Short task - Write each record again exactly as it stands.

══ Data in this exercise

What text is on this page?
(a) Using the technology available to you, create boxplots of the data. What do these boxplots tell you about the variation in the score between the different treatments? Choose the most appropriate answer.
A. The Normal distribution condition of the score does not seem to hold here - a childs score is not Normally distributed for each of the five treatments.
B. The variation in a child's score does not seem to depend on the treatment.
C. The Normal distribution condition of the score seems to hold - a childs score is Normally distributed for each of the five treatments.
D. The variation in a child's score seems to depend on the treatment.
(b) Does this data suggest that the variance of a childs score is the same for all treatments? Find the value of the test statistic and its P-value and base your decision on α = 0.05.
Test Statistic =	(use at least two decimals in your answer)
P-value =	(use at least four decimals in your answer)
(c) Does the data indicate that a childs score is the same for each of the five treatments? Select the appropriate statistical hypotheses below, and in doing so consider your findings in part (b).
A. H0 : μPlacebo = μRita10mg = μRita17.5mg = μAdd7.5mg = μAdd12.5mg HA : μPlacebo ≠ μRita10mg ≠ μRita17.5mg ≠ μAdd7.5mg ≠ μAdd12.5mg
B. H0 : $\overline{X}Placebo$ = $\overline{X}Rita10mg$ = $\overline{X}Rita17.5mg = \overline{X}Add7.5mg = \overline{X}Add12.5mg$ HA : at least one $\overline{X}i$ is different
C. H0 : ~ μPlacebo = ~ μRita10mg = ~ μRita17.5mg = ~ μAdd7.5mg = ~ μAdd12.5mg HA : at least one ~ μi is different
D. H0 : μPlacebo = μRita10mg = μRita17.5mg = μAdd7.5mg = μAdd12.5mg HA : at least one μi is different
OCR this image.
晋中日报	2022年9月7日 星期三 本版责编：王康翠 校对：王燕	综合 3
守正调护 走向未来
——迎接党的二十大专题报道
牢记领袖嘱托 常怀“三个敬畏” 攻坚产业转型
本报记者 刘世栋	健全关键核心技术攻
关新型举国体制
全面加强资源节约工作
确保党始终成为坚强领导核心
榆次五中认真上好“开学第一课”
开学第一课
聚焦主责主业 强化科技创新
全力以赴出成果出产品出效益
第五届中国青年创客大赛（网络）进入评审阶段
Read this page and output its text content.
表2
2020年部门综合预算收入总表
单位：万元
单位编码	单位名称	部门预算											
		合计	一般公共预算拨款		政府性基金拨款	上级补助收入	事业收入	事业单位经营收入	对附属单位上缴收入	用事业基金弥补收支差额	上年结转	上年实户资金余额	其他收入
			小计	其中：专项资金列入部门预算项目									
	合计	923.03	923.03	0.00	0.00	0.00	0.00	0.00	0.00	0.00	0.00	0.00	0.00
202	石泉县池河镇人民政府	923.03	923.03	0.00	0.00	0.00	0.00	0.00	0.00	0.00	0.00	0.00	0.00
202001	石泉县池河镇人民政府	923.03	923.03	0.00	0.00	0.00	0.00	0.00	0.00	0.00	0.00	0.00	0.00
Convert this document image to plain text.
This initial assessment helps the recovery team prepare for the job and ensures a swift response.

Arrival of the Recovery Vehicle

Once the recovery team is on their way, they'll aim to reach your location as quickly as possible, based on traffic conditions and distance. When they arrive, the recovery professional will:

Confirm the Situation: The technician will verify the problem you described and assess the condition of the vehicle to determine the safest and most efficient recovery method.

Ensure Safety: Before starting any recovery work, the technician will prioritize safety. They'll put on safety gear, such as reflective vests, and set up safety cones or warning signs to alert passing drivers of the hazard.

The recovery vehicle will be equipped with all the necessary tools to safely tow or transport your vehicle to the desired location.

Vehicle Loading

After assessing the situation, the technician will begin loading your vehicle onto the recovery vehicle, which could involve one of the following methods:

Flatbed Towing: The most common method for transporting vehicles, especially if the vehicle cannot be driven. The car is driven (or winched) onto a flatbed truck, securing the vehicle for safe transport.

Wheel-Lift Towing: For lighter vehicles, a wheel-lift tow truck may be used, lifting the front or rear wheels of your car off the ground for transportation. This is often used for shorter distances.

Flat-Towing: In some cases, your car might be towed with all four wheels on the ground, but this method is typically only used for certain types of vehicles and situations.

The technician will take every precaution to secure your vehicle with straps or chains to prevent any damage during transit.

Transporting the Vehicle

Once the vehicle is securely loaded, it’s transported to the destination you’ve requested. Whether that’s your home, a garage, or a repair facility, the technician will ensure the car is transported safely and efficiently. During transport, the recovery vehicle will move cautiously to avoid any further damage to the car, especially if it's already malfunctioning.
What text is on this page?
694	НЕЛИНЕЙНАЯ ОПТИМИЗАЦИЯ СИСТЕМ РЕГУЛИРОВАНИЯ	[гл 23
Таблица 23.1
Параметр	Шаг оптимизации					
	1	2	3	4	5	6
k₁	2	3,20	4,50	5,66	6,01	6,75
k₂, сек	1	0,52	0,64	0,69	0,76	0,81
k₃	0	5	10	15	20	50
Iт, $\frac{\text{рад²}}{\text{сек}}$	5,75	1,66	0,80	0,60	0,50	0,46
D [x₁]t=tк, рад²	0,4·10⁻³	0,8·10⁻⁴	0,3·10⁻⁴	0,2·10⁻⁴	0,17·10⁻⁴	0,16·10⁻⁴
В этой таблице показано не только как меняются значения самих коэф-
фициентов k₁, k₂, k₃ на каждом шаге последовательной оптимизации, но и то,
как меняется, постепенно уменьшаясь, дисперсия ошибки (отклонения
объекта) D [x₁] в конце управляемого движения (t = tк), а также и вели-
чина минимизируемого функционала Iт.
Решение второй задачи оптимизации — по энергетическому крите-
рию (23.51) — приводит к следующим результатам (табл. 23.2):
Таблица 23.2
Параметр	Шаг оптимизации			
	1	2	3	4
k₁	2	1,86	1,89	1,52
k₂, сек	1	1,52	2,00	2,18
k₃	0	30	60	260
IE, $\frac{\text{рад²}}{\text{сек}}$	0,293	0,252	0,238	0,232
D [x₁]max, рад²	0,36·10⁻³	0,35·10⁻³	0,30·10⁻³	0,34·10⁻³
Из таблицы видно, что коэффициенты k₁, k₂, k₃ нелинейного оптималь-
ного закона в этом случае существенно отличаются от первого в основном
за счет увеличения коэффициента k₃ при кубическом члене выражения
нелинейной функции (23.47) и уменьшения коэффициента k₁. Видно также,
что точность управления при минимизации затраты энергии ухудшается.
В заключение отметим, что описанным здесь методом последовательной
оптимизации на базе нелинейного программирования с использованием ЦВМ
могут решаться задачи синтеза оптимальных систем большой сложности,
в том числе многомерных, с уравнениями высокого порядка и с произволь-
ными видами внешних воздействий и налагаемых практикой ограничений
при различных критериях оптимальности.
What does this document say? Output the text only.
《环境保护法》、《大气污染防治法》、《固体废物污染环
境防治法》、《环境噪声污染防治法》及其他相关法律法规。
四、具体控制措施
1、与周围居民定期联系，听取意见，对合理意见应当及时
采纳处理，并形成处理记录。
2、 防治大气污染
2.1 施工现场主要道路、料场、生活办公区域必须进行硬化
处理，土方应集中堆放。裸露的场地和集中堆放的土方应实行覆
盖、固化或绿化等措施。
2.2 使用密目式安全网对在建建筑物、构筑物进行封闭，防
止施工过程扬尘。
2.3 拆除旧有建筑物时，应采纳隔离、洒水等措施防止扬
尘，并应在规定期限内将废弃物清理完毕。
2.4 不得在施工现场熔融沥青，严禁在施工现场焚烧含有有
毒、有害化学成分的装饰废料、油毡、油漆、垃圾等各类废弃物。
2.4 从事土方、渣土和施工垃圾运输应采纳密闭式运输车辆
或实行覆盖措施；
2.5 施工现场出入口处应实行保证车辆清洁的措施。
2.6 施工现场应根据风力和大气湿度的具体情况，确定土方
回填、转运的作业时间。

════

Answer to the problem -
What text is on this page?
(a) Using the technology available to you, create boxplots of the data. What do these boxplots tell you about the variation in the score between the different treatments? Choose the most appropriate answer.
A. The Normal distribution condition of the score does not seem to hold here - a childs score is not Normally distributed for each of the five treatments.
B. The variation in a child's score does not seem to depend on the treatment.
C. The Normal distribution condition of the score seems to hold - a childs score is Normally distributed for each of the five treatments.
D. The variation in a child's score seems to depend on the treatment.
(b) Does this data suggest that the variance of a childs score is the same for all treatments? Find the value of the test statistic and its P-value and base your decision on α = 0.05.
Test Statistic =	(use at least two decimals in your answer)
P-value =	(use at least four decimals in your answer)
(c) Does the data indicate that a childs score is the same for each of the five treatments? Select the appropriate statistical hypotheses below, and in doing so consider your findings in part (b).
A. H0 : μPlacebo = μRita10mg = μRita17.5mg = μAdd7.5mg = μAdd12.5mg HA : μPlacebo ≠ μRita10mg ≠ μRita17.5mg ≠ μAdd7.5mg ≠ μAdd12.5mg
B. H0 : $\overline{X}Placebo$ = $\overline{X}Rita10mg$ = $\overline{X}Rita17.5mg = \overline{X}Add7.5mg = \overline{X}Add12.5mg$ HA : at least one $\overline{X}i$ is different
C. H0 : ~ μPlacebo = ~ μRita10mg = ~ μRita17.5mg = ~ μAdd7.5mg = ~ μAdd12.5mg HA : at least one ~ μi is different
D. H0 : μPlacebo = μRita10mg = μRita17.5mg = μAdd7.5mg = μAdd12.5mg HA : at least one μi is different
OCR this image.
晋中日报	2022年9月7日 星期三 本版责编：王康翠 校对：王燕	综合 3
守正调护 走向未来
——迎接党的二十大专题报道
牢记领袖嘱托 常怀“三个敬畏” 攻坚产业转型
本报记者 刘世栋	健全关键核心技术攻
关新型举国体制
全面加强资源节约工作
确保党始终成为坚强领导核心
榆次五中认真上好“开学第一课”
开学第一课
聚焦主责主业 强化科技创新
全力以赴出成果出产品出效益
第五届中国青年创客大赛（网络）进入评审阶段
Read this page and output its text content.
表2
2020年部门综合预算收入总表
单位：万元
单位编码	单位名称	部门预算											
		合计	一般公共预算拨款		政府性基金拨款	上级补助收入	事业收入	事业单位经营收入	对附属单位上缴收入	用事业基金弥补收支差额	上年结转	上年实户资金余额	其他收入
			小计	其中：专项资金列入部门预算项目									
	合计	923.03	923.03	0.00	0.00	0.00	0.00	0.00	0.00	0.00	0.00	0.00	0.00
202	石泉县池河镇人民政府	923.03	923.03	0.00	0.00	0.00	0.00	0.00	0.00	0.00	0.00	0.00	0.00
202001	石泉县池河镇人民政府	923.03	923.03	0.00	0.00	0.00	0.00	0.00	0.00	0.00	0.00	0.00	0.00
Convert this document image to plain text.
This initial assessment helps the recovery team prepare for the job and ensures a swift response.

Arrival of the Recovery Vehicle

Once the recovery team is on their way, they'll aim to reach your location as quickly as possible, based on traffic conditions and distance. When they arrive, the recovery professional will:

Confirm the Situation: The technician will verify the problem you described and assess the condition of the vehicle to determine the safest and most efficient recovery method.

Ensure Safety: Before starting any recovery work, the technician will prioritize safety. They'll put on safety gear, such as reflective vests, and set up safety cones or warning signs to alert passing drivers of the hazard.

The recovery vehicle will be equipped with all the necessary tools to safely tow or transport your vehicle to the desired location.

Vehicle Loading

After assessing the situation, the technician will begin loading your vehicle onto the recovery vehicle, which could involve one of the following methods:

Flatbed Towing: The most common method for transporting vehicles, especially if the vehicle cannot be driven. The car is driven (or winched) onto a flatbed truck, securing the vehicle for safe transport.

Wheel-Lift Towing: For lighter vehicles, a wheel-lift tow truck may be used, lifting the front or rear wheels of your car off the ground for transportation. This is often used for shorter distances.

Flat-Towing: In some cases, your car might be towed with all four wheels on the ground, but this method is typically only used for certain types of vehicles and situations.

The technician will take every precaution to secure your vehicle with straps or chains to prevent any damage during transit.

Transporting the Vehicle

Once the vehicle is securely loaded, it’s transported to the destination you’ve requested. Whether that’s your home, a garage, or a repair facility, the technician will ensure the car is transported safely and efficiently. During transport, the recovery vehicle will move cautiously to avoid any further damage to the car, especially if it's already malfunctioning.
What text is on this page?
694	НЕЛИНЕЙНАЯ ОПТИМИЗАЦИЯ СИСТЕМ РЕГУЛИРОВАНИЯ	[гл 23
Таблица 23.1
Параметр	Шаг оптимизации					
	1	2	3	4	5	6
k₁	2	3,20	4,50	5,66	6,01	6,75
k₂, сек	1	0,52	0,64	0,69	0,76	0,81
k₃	0	5	10	15	20	50
Iт, $\frac{\text{рад²}}{\text{сек}}$	5,75	1,66	0,80	0,60	0,50	0,46
D [x₁]t=tк, рад²	0,4·10⁻³	0,8·10⁻⁴	0,3·10⁻⁴	0,2·10⁻⁴	0,17·10⁻⁴	0,16·10⁻⁴
В этой таблице показано не только как меняются значения самих коэф-
фициентов k₁, k₂, k₃ на каждом шаге последовательной оптимизации, но и то,
как меняется, постепенно уменьшаясь, дисперсия ошибки (отклонения
объекта) D [x₁] в конце управляемого движения (t = tк), а также и вели-
чина минимизируемого функционала Iт.
Решение второй задачи оптимизации — по энергетическому крите-
рию (23.51) — приводит к следующим результатам (табл. 23.2):
Таблица 23.2
Параметр	Шаг оптимизации			
	1	2	3	4
k₁	2	1,86	1,89	1,52
k₂, сек	1	1,52	2,00	2,18
k₃	0	30	60	260
IE, $\frac{\text{рад²}}{\text{сек}}$	0,293	0,252	0,238	0,232
D [x₁]max, рад²	0,36·10⁻³	0,35·10⁻³	0,30·10⁻³	0,34·10⁻³
Из таблицы видно, что коэффициенты k₁, k₂, k₃ нелинейного оптималь-
ного закона в этом случае существенно отличаются от первого в основном
за счет увеличения коэффициента k₃ при кубическом члене выражения
нелинейной функции (23.47) и уменьшения коэффициента k₁. Видно также,
что точность управления при минимизации затраты энергии ухудшается.
В заключение отметим, что описанным здесь методом последовательной
оптимизации на базе нелинейного программирования с использованием ЦВМ
могут решаться задачи синтеза оптимальных систем большой сложности,
в том числе многомерных, с уравнениями высокого порядка и с произволь-
ными видами внешних воздействий и налагаемых практикой ограничений
при различных критериях оптимальности.
What does this document say? Output the text only.
《环境保护法》、《大气污染防治法》、《固体废物污染环
境防治法》、《环境噪声污染防治法》及其他相关法律法规。
四、具体控制措施
1、与周围居民定期联系，听取意见，对合理意见应当及时
采纳处理，并形成处理记录。
2、 防治大气污染
2.1 施工现场主要道路、料场、生活办公区域必须进行硬化
处理，土方应集中堆放。裸露的场地和集中堆放的土方应实行覆
盖、固化或绿化等措施。
2.2 使用密目式安全网对在建建筑物、构筑物进行封闭，防
止施工过程扬尘。
2.3 拆除旧有建筑物时，应采纳隔离、洒水等措施防止扬
尘，并应在规定期限内将废弃物清理完毕。
2.4 不得在施工现场熔融沥青，严禁在施工现场焚烧含有有
毒、有害化学成分的装饰废料、油毡、油漆、垃圾等各类废弃物。
2.4 从事土方、渣土和施工垃圾运输应采纳密闭式运输车辆
或实行覆盖措施；
2.5 施工现场出入口处应实行保证车辆清洁的措施。
2.6 施工现场应根据风力和大气湿度的具体情况，确定土方
回填、转运的作业时间。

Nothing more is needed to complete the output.